● TASK
Count lines, not occurrences: report how many lines in the records hold the string "Epidemiología", and nothing else.

═══ RECORDED DATA ═══

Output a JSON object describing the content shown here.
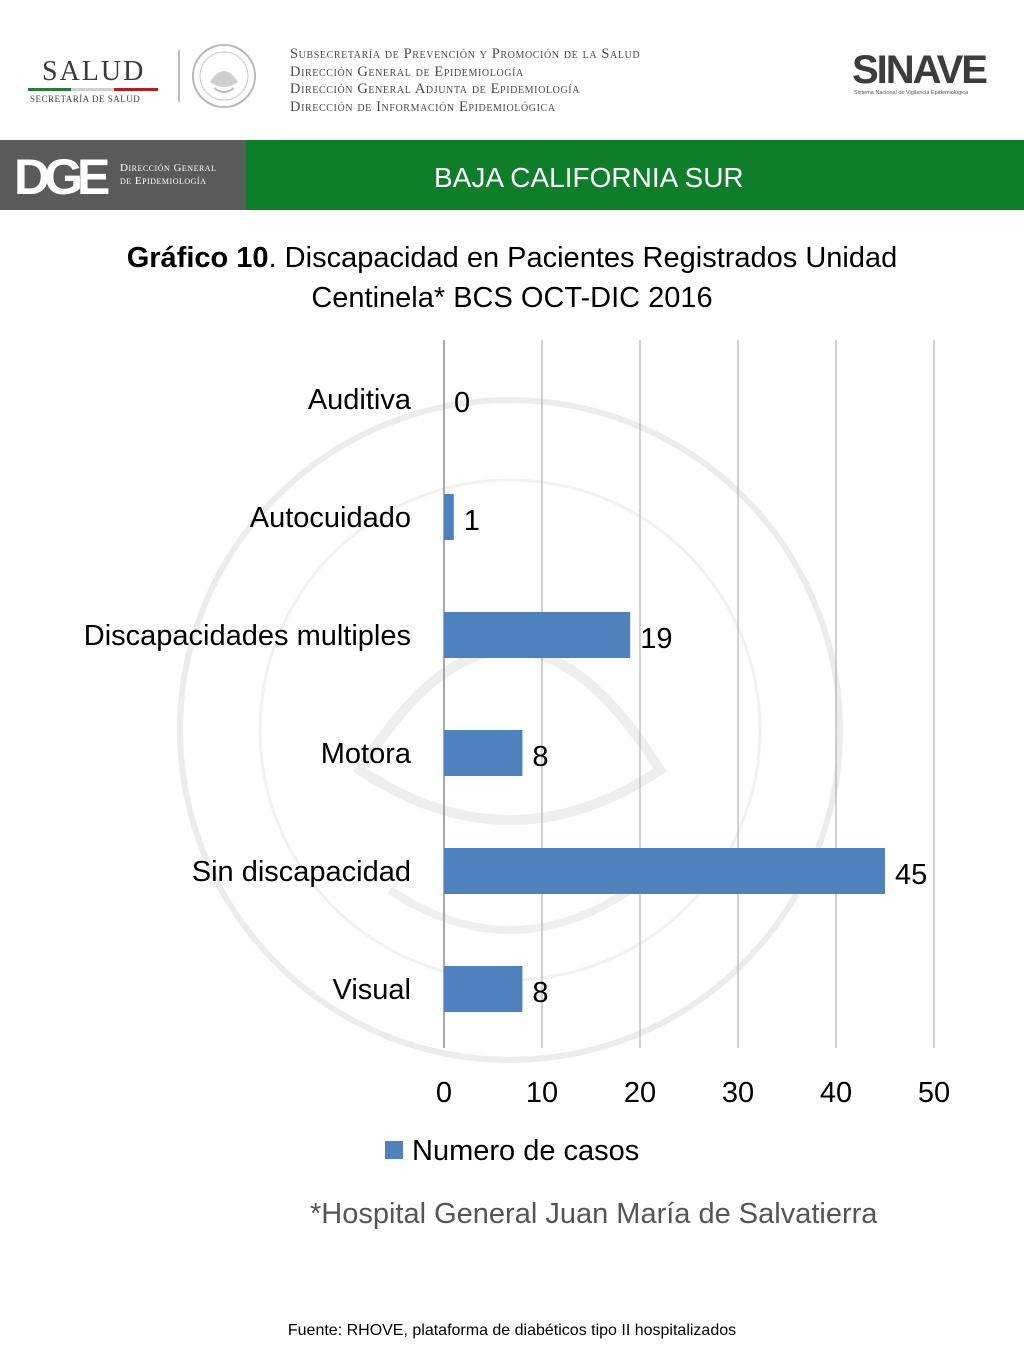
{
  "header": {
    "salud_logo_text": "SALUD",
    "salud_logo_subtext": "SECRETARÍA DE SALUD",
    "institutions": [
      "Subsecretaría de Prevención y Promoción de la Salud",
      "Dirección General de Epidemiología",
      "Dirección General Adjunta de Epidemiología",
      "Dirección de Información Epidemiológica"
    ],
    "sinave_logo_text": "SINAVE",
    "sinave_subtext": "Sistema Nacional de Vigilancia Epidemiológica"
  },
  "banner": {
    "dge_letters": "DGE",
    "dge_name_line1": "Dirección General",
    "dge_name_line2": "de Epidemiología",
    "state": "BAJA CALIFORNIA SUR",
    "colors": {
      "dge_bg": "#5a5a5a",
      "state_bg": "#0f7e2a"
    }
  },
  "title": {
    "bold": "Gráfico 10",
    "rest_line1": ". Discapacidad en Pacientes Registrados  Unidad",
    "line2": "Centinela* BCS OCT-DIC 2016"
  },
  "chart_data": {
    "type": "bar",
    "orientation": "horizontal",
    "categories": [
      "Auditiva",
      "Autocuidado",
      "Discapacidades multiples",
      "Motora",
      "Sin discapacidad",
      "Visual"
    ],
    "series": [
      {
        "name": "Numero de casos",
        "values": [
          0,
          1,
          19,
          8,
          45,
          8
        ],
        "color": "#4f81bd"
      }
    ],
    "xlim": [
      0,
      50
    ],
    "xticks": [
      0,
      10,
      20,
      30,
      40,
      50
    ],
    "grid": true,
    "legend_position": "bottom",
    "data_labels": true
  },
  "note": "*Hospital General Juan María de Salvatierra",
  "source": "Fuente: RHOVE, plataforma de diabéticos tipo II hospitalizados"
}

═══

● SOLUTION
3